**What this task involves:**
Write the material out again exactly.

**Task material:**
********************

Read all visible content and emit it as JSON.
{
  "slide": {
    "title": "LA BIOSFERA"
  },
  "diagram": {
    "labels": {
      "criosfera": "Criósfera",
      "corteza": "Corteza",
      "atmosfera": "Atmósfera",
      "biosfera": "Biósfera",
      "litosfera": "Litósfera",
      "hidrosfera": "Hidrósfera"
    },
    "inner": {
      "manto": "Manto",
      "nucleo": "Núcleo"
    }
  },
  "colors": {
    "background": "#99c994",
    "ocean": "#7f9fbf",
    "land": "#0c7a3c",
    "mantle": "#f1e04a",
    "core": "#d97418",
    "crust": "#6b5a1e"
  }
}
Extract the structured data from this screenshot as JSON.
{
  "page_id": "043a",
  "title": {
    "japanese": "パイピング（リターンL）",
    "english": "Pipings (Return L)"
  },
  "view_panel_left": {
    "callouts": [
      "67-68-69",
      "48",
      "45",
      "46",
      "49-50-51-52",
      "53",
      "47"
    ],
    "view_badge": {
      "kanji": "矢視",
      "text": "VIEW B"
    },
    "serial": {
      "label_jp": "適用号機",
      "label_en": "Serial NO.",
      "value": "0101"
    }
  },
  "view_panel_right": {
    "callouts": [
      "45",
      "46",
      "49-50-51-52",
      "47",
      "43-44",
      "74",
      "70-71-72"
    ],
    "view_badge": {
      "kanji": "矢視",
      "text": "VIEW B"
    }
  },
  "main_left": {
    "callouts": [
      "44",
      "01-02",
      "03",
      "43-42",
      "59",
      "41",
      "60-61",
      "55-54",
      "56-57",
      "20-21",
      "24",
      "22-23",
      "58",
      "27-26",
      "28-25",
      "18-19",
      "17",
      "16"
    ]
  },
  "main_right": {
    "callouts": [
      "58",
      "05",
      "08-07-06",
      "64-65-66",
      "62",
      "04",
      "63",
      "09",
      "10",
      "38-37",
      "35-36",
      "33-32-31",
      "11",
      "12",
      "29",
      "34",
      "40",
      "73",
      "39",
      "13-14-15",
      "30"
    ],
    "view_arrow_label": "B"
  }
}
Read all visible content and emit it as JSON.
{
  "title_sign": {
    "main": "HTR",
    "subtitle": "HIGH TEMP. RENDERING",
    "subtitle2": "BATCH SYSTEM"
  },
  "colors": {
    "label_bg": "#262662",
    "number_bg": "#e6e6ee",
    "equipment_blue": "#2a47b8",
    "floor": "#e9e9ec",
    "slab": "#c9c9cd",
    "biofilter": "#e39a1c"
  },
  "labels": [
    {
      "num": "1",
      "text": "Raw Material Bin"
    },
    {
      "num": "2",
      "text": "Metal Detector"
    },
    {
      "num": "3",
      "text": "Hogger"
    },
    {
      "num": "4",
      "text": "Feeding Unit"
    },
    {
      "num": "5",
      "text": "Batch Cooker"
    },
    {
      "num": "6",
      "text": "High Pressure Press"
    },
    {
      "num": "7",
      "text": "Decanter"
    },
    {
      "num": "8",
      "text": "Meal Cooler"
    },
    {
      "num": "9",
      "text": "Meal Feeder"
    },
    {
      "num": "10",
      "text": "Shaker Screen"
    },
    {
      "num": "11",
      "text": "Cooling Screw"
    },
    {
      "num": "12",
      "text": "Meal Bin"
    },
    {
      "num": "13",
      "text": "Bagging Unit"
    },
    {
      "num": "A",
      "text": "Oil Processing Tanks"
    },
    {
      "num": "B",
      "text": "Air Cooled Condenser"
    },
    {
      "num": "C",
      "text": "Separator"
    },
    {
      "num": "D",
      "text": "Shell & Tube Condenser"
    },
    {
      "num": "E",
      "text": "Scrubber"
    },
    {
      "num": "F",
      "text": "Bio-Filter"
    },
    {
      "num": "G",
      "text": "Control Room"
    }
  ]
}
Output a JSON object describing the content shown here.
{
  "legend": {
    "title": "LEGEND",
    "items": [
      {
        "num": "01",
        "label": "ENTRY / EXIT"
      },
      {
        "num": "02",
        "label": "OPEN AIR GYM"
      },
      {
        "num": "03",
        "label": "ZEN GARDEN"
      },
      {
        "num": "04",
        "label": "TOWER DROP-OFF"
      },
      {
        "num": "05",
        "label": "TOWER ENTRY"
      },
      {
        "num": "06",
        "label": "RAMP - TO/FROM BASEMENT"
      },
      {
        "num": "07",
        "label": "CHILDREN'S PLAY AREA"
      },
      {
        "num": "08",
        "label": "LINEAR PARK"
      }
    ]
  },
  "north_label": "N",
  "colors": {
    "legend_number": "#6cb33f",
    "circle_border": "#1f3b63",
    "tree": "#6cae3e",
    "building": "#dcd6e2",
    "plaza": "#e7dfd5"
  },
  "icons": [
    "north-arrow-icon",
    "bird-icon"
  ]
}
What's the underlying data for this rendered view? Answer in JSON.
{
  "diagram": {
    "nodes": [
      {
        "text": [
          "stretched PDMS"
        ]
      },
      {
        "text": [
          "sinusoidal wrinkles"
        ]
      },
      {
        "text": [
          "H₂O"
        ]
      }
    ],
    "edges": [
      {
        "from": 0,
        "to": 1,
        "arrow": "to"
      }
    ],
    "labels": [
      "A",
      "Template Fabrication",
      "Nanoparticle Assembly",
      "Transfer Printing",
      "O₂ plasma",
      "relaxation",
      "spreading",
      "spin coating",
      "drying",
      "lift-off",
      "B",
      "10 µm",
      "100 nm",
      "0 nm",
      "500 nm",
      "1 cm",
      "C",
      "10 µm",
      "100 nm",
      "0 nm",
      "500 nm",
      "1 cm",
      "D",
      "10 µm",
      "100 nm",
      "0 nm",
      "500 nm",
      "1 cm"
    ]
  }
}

********************

**Result for this exercise:**
Read all visible content and emit it as JSON.
{
  "slide": {
    "title": "LA BIOSFERA"
  },
  "diagram": {
    "labels": {
      "criosfera": "Criósfera",
      "corteza": "Corteza",
      "atmosfera": "Atmósfera",
      "biosfera": "Biósfera",
      "litosfera": "Litósfera",
      "hidrosfera": "Hidrósfera"
    },
    "inner": {
      "manto": "Manto",
      "nucleo": "Núcleo"
    }
  },
  "colors": {
    "background": "#99c994",
    "ocean": "#7f9fbf",
    "land": "#0c7a3c",
    "mantle": "#f1e04a",
    "core": "#d97418",
    "crust": "#6b5a1e"
  }
}
Extract the structured data from this screenshot as JSON.
{
  "page_id": "043a",
  "title": {
    "japanese": "パイピング（リターンL）",
    "english": "Pipings (Return L)"
  },
  "view_panel_left": {
    "callouts": [
      "67-68-69",
      "48",
      "45",
      "46",
      "49-50-51-52",
      "53",
      "47"
    ],
    "view_badge": {
      "kanji": "矢視",
      "text": "VIEW B"
    },
    "serial": {
      "label_jp": "適用号機",
      "label_en": "Serial NO.",
      "value": "0101"
    }
  },
  "view_panel_right": {
    "callouts": [
      "45",
      "46",
      "49-50-51-52",
      "47",
      "43-44",
      "74",
      "70-71-72"
    ],
    "view_badge": {
      "kanji": "矢視",
      "text": "VIEW B"
    }
  },
  "main_left": {
    "callouts": [
      "44",
      "01-02",
      "03",
      "43-42",
      "59",
      "41",
      "60-61",
      "55-54",
      "56-57",
      "20-21",
      "24",
      "22-23",
      "58",
      "27-26",
      "28-25",
      "18-19",
      "17",
      "16"
    ]
  },
  "main_right": {
    "callouts": [
      "58",
      "05",
      "08-07-06",
      "64-65-66",
      "62",
      "04",
      "63",
      "09",
      "10",
      "38-37",
      "35-36",
      "33-32-31",
      "11",
      "12",
      "29",
      "34",
      "40",
      "73",
      "39",
      "13-14-15",
      "30"
    ],
    "view_arrow_label": "B"
  }
}
Read all visible content and emit it as JSON.
{
  "title_sign": {
    "main": "HTR",
    "subtitle": "HIGH TEMP. RENDERING",
    "subtitle2": "BATCH SYSTEM"
  },
  "colors": {
    "label_bg": "#262662",
    "number_bg": "#e6e6ee",
    "equipment_blue": "#2a47b8",
    "floor": "#e9e9ec",
    "slab": "#c9c9cd",
    "biofilter": "#e39a1c"
  },
  "labels": [
    {
      "num": "1",
      "text": "Raw Material Bin"
    },
    {
      "num": "2",
      "text": "Metal Detector"
    },
    {
      "num": "3",
      "text": "Hogger"
    },
    {
      "num": "4",
      "text": "Feeding Unit"
    },
    {
      "num": "5",
      "text": "Batch Cooker"
    },
    {
      "num": "6",
      "text": "High Pressure Press"
    },
    {
      "num": "7",
      "text": "Decanter"
    },
    {
      "num": "8",
      "text": "Meal Cooler"
    },
    {
      "num": "9",
      "text": "Meal Feeder"
    },
    {
      "num": "10",
      "text": "Shaker Screen"
    },
    {
      "num": "11",
      "text": "Cooling Screw"
    },
    {
      "num": "12",
      "text": "Meal Bin"
    },
    {
      "num": "13",
      "text": "Bagging Unit"
    },
    {
      "num": "A",
      "text": "Oil Processing Tanks"
    },
    {
      "num": "B",
      "text": "Air Cooled Condenser"
    },
    {
      "num": "C",
      "text": "Separator"
    },
    {
      "num": "D",
      "text": "Shell & Tube Condenser"
    },
    {
      "num": "E",
      "text": "Scrubber"
    },
    {
      "num": "F",
      "text": "Bio-Filter"
    },
    {
      "num": "G",
      "text": "Control Room"
    }
  ]
}
Output a JSON object describing the content shown here.
{
  "legend": {
    "title": "LEGEND",
    "items": [
      {
        "num": "01",
        "label": "ENTRY / EXIT"
      },
      {
        "num": "02",
        "label": "OPEN AIR GYM"
      },
      {
        "num": "03",
        "label": "ZEN GARDEN"
      },
      {
        "num": "04",
        "label": "TOWER DROP-OFF"
      },
      {
        "num": "05",
        "label": "TOWER ENTRY"
      },
      {
        "num": "06",
        "label": "RAMP - TO/FROM BASEMENT"
      },
      {
        "num": "07",
        "label": "CHILDREN'S PLAY AREA"
      },
      {
        "num": "08",
        "label": "LINEAR PARK"
      }
    ]
  },
  "north_label": "N",
  "colors": {
    "legend_number": "#6cb33f",
    "circle_border": "#1f3b63",
    "tree": "#6cae3e",
    "building": "#dcd6e2",
    "plaza": "#e7dfd5"
  },
  "icons": [
    "north-arrow-icon",
    "bird-icon"
  ]
}
What's the underlying data for this rendered view? Answer in JSON.
{
  "diagram": {
    "nodes": [
      {
        "text": [
          "stretched PDMS"
        ]
      },
      {
        "text": [
          "sinusoidal wrinkles"
        ]
      },
      {
        "text": [
          "H₂O"
        ]
      }
    ],
    "edges": [
      {
        "from": 0,
        "to": 1,
        "arrow": "to"
      }
    ],
    "labels": [
      "A",
      "Template Fabrication",
      "Nanoparticle Assembly",
      "Transfer Printing",
      "O₂ plasma",
      "relaxation",
      "spreading",
      "spin coating",
      "drying",
      "lift-off",
      "B",
      "10 µm",
      "100 nm",
      "0 nm",
      "500 nm",
      "1 cm",
      "C",
      "10 µm",
      "100 nm",
      "0 nm",
      "500 nm",
      "1 cm",
      "D",
      "10 µm",
      "100 nm",
      "0 nm",
      "500 nm",
      "1 cm"
    ]
  }
}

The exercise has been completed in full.